Provided data:
◇ ◇ ◇
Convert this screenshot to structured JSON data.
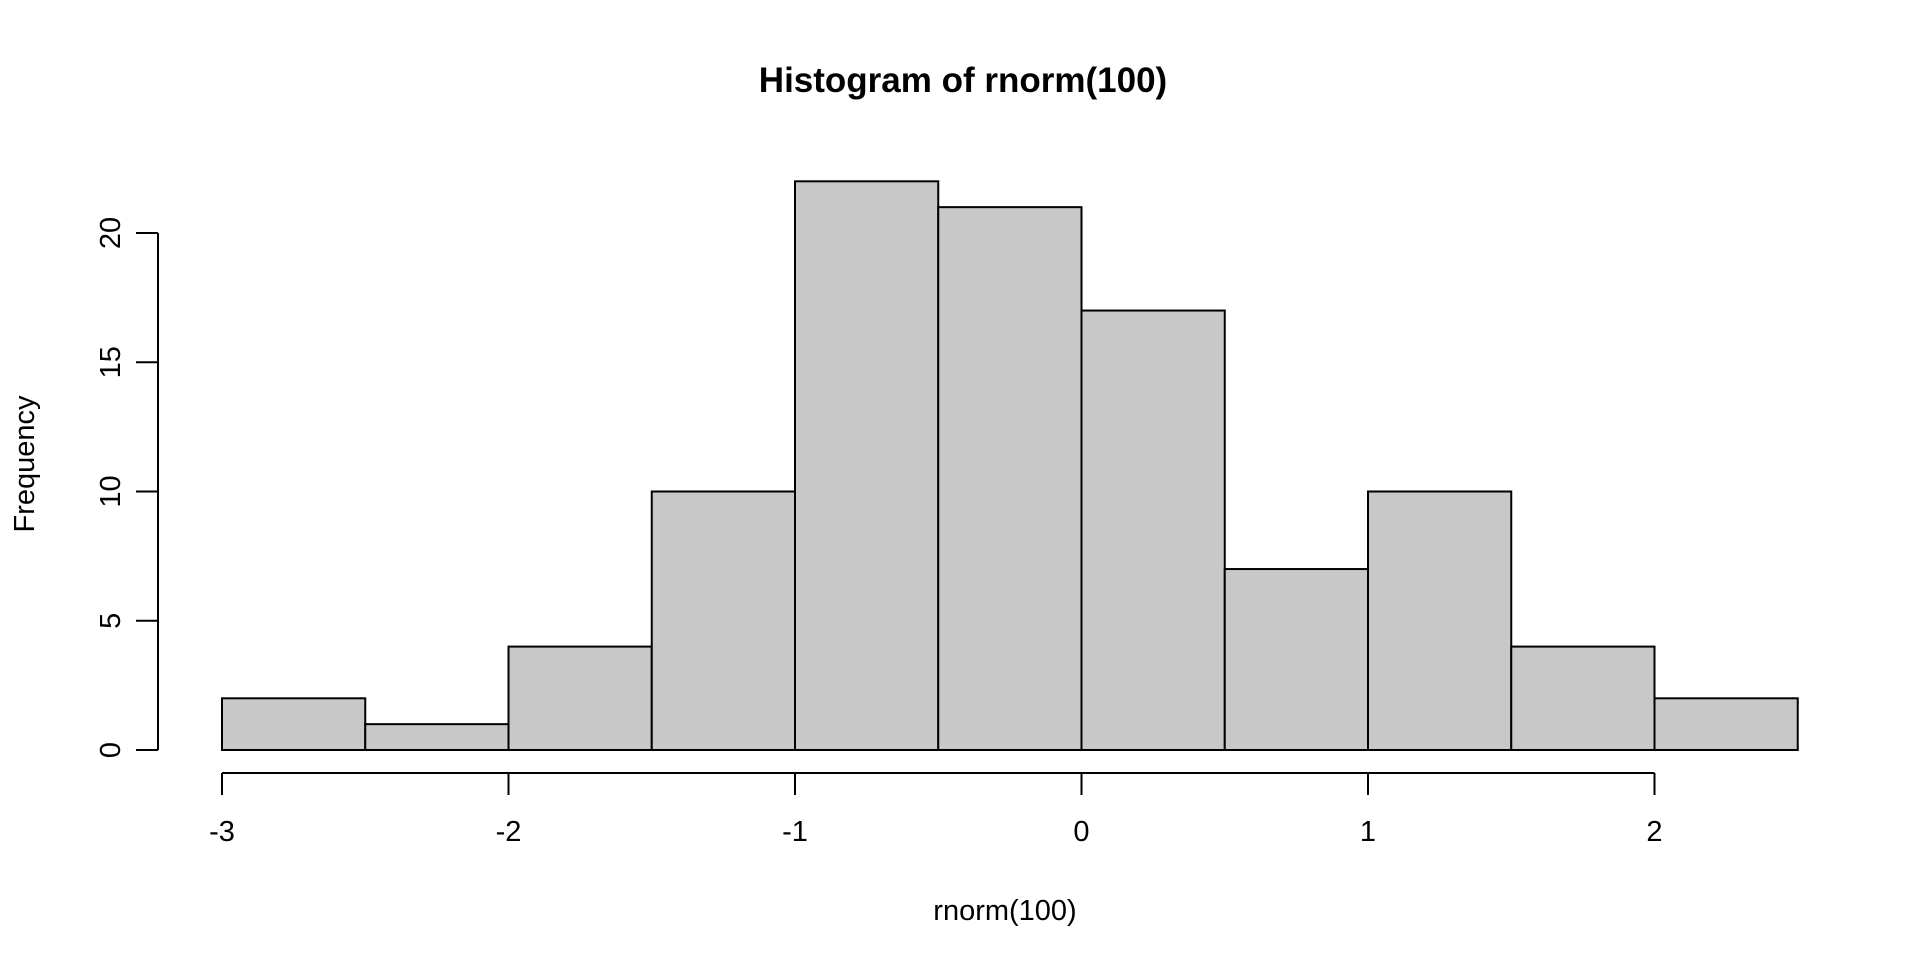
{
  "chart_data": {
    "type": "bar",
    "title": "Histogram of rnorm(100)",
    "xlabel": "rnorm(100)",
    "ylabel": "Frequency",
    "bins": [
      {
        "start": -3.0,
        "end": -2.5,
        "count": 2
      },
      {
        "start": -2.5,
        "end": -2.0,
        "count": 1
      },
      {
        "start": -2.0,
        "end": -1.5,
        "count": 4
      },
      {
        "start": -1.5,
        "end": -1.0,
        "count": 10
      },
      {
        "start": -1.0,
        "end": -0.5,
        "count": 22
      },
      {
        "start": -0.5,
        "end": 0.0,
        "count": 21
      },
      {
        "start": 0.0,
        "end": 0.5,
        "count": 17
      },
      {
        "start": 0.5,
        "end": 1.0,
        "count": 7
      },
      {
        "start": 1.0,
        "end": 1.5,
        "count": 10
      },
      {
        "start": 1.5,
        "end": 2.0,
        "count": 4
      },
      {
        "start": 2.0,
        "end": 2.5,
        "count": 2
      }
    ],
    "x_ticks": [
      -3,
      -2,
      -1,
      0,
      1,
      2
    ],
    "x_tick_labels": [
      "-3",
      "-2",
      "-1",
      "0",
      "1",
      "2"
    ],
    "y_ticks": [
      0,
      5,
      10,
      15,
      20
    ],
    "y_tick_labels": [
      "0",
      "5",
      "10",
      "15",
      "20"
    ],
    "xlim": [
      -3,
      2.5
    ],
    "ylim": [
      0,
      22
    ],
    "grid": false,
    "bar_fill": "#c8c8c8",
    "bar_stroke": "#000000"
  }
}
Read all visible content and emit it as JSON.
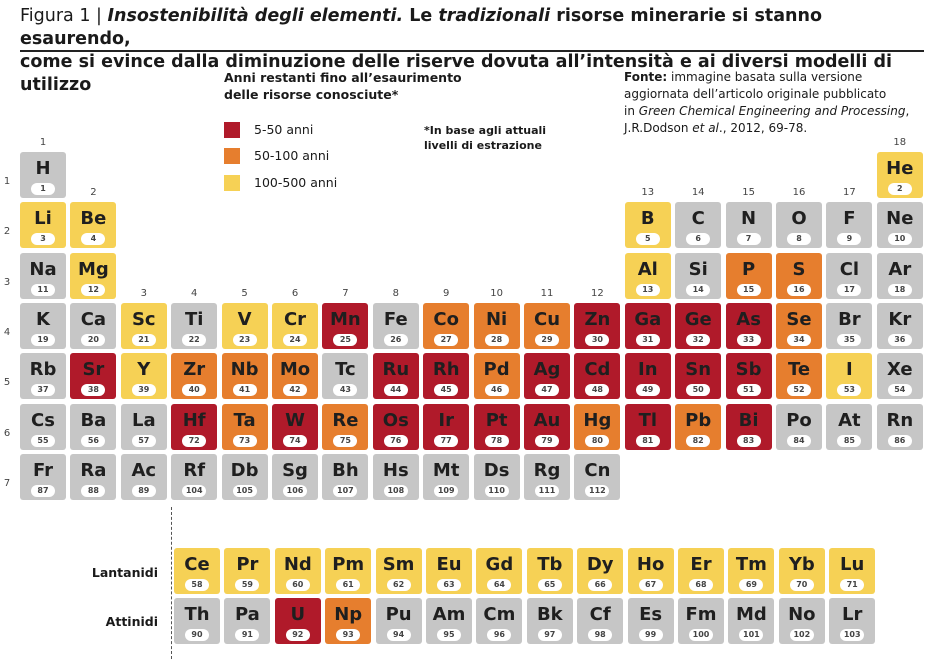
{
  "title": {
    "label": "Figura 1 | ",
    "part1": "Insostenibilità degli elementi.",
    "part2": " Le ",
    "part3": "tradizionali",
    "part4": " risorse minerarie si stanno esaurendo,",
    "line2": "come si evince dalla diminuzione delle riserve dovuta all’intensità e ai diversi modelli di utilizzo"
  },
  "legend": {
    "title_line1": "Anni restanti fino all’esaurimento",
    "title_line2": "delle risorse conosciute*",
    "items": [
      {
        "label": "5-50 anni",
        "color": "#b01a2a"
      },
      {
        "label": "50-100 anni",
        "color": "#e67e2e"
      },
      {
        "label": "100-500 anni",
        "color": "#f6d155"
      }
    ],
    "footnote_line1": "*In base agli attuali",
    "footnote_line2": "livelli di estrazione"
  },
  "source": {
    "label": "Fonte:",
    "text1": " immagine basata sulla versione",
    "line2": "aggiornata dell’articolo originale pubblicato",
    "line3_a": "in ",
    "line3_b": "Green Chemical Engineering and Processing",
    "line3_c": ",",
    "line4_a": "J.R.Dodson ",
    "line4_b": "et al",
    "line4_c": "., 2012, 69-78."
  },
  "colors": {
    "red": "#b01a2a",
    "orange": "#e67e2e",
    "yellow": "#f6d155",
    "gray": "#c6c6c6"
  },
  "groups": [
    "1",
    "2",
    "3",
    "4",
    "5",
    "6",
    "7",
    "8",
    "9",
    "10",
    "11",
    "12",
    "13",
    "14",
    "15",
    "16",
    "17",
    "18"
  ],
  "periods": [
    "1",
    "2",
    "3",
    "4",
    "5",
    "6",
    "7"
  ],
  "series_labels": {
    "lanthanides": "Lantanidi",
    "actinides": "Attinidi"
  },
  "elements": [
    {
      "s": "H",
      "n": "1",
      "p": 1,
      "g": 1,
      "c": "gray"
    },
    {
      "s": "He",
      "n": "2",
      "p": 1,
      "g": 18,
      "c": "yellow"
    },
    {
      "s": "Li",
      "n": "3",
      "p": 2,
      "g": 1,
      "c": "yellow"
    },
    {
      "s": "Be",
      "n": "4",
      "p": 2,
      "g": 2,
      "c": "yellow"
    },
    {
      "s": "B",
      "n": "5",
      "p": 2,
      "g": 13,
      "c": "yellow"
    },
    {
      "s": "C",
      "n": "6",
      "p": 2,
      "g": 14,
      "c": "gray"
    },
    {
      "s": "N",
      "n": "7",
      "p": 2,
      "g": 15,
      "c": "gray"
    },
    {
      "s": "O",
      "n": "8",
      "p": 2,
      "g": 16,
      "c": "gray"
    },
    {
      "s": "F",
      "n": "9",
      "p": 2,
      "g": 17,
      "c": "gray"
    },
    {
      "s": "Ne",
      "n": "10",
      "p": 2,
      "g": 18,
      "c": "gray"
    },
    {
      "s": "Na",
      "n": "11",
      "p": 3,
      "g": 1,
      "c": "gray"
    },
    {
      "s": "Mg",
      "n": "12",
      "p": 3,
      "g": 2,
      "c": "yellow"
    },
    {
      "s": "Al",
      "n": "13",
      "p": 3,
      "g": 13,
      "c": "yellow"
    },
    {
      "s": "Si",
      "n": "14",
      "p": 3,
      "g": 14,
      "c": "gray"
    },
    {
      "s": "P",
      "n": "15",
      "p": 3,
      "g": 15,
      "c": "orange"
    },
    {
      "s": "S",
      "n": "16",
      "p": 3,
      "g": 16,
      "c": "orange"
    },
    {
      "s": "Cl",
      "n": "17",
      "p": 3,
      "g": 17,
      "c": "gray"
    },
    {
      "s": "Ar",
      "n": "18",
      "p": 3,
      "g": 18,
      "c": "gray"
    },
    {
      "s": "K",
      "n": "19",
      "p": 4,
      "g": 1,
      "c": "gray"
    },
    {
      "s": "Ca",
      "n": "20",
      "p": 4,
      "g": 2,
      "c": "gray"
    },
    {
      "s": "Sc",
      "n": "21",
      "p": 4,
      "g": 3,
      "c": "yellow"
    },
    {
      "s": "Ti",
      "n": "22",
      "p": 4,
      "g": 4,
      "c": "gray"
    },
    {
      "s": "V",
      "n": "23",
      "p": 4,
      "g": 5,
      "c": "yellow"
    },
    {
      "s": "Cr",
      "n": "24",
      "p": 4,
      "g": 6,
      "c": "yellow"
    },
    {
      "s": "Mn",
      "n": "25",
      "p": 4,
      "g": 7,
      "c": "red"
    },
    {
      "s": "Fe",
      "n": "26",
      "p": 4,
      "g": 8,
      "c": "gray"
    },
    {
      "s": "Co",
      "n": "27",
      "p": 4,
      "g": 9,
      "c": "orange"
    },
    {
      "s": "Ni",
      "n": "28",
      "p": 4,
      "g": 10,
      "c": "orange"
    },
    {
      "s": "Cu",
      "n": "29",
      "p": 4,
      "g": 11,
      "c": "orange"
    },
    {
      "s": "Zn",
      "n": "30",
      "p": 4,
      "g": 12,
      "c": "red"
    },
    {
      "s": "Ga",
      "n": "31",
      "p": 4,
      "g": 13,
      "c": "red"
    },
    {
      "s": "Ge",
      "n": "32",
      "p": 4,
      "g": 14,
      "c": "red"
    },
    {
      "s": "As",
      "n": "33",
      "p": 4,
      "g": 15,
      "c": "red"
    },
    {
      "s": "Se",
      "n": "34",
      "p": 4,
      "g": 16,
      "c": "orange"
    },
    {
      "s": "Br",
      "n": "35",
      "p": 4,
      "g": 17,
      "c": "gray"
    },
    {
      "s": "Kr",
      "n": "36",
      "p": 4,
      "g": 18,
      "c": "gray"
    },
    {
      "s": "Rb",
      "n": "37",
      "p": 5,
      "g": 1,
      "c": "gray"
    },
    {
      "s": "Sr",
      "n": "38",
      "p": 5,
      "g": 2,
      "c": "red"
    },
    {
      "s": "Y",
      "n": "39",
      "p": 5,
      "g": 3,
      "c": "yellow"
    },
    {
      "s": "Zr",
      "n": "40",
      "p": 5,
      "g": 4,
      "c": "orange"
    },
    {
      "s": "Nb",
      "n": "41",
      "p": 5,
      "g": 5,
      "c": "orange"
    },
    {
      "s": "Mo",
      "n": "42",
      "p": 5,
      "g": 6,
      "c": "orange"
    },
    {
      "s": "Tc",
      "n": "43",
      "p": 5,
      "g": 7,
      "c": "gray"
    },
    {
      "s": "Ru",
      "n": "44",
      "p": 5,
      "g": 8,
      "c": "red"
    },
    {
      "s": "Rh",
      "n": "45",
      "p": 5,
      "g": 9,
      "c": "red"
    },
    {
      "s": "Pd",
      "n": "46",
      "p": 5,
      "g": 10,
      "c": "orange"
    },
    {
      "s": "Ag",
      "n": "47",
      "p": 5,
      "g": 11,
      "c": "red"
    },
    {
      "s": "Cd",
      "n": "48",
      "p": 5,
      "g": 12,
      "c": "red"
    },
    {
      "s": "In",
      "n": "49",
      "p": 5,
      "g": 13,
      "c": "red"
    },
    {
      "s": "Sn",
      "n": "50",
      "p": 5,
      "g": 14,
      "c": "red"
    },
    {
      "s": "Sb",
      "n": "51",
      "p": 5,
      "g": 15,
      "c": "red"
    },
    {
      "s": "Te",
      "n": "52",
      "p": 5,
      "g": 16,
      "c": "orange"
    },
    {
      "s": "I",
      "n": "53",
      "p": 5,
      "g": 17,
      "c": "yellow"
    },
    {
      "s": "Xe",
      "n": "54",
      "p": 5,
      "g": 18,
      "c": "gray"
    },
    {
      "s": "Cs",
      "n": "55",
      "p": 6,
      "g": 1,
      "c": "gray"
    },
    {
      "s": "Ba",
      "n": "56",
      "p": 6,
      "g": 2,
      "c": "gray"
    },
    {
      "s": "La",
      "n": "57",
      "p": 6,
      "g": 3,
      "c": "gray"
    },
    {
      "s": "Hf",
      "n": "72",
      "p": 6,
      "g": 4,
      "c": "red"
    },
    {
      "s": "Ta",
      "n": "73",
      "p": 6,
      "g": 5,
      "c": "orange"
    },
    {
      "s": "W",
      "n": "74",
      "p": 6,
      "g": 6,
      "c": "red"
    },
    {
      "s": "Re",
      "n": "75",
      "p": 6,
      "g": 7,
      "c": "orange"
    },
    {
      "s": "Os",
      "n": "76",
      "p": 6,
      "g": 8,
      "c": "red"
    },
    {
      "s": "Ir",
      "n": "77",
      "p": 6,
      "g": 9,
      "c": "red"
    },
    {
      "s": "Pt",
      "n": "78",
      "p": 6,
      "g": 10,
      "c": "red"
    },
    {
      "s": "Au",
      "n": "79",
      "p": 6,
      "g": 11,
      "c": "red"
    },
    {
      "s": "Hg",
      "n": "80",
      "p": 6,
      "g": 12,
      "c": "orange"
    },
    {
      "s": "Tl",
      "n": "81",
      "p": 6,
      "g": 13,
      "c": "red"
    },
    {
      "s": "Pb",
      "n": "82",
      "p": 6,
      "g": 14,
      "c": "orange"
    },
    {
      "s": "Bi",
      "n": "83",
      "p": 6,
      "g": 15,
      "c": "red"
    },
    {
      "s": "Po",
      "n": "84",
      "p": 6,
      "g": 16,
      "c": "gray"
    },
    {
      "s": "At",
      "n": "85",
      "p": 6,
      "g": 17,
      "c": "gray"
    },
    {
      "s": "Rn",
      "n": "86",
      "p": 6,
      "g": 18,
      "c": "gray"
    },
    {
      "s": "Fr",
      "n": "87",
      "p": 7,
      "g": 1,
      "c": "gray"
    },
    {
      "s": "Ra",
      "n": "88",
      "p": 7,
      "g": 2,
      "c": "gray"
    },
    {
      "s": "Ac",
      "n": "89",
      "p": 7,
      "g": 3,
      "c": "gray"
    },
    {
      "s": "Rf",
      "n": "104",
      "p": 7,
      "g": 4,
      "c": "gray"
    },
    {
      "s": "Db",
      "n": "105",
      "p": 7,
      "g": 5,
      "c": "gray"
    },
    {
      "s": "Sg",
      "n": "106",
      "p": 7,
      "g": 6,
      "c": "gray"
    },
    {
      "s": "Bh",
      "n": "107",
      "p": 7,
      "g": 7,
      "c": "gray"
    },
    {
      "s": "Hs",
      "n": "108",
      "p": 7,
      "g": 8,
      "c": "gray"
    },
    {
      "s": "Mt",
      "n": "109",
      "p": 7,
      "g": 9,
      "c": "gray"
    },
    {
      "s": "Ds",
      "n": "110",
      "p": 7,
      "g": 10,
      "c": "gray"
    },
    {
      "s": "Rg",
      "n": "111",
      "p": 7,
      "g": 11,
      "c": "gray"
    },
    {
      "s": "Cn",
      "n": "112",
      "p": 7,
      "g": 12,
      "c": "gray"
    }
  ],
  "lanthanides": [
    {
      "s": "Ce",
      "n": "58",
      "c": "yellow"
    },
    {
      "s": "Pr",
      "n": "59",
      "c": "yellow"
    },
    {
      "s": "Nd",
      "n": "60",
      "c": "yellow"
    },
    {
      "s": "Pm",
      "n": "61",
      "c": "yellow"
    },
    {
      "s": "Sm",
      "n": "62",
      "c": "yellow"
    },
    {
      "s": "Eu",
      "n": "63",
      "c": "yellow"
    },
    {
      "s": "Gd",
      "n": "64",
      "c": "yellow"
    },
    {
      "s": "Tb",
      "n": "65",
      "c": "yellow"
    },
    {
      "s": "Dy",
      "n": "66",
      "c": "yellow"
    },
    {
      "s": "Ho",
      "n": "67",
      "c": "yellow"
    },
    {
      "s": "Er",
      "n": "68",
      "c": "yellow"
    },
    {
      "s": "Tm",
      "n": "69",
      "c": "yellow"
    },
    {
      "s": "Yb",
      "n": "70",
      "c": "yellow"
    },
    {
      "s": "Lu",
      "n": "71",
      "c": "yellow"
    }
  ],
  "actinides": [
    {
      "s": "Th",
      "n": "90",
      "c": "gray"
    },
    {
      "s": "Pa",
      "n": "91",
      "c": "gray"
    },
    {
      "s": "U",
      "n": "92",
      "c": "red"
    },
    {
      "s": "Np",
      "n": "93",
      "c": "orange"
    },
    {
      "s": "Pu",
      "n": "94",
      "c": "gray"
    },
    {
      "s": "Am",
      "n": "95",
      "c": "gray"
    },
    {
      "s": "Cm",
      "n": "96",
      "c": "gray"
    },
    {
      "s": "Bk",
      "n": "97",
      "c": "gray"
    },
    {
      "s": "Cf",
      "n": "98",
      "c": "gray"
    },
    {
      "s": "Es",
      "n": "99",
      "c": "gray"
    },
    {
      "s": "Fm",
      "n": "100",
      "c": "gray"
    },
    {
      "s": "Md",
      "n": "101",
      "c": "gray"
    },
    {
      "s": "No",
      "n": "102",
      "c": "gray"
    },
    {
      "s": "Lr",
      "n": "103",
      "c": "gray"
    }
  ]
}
◇ ◇ ◇
Given problem: Write out every line from the entries where "JSON" appears.

Finished answer:
Convert this screenshot to structured JSON data.
Read all visible content and emit it as JSON.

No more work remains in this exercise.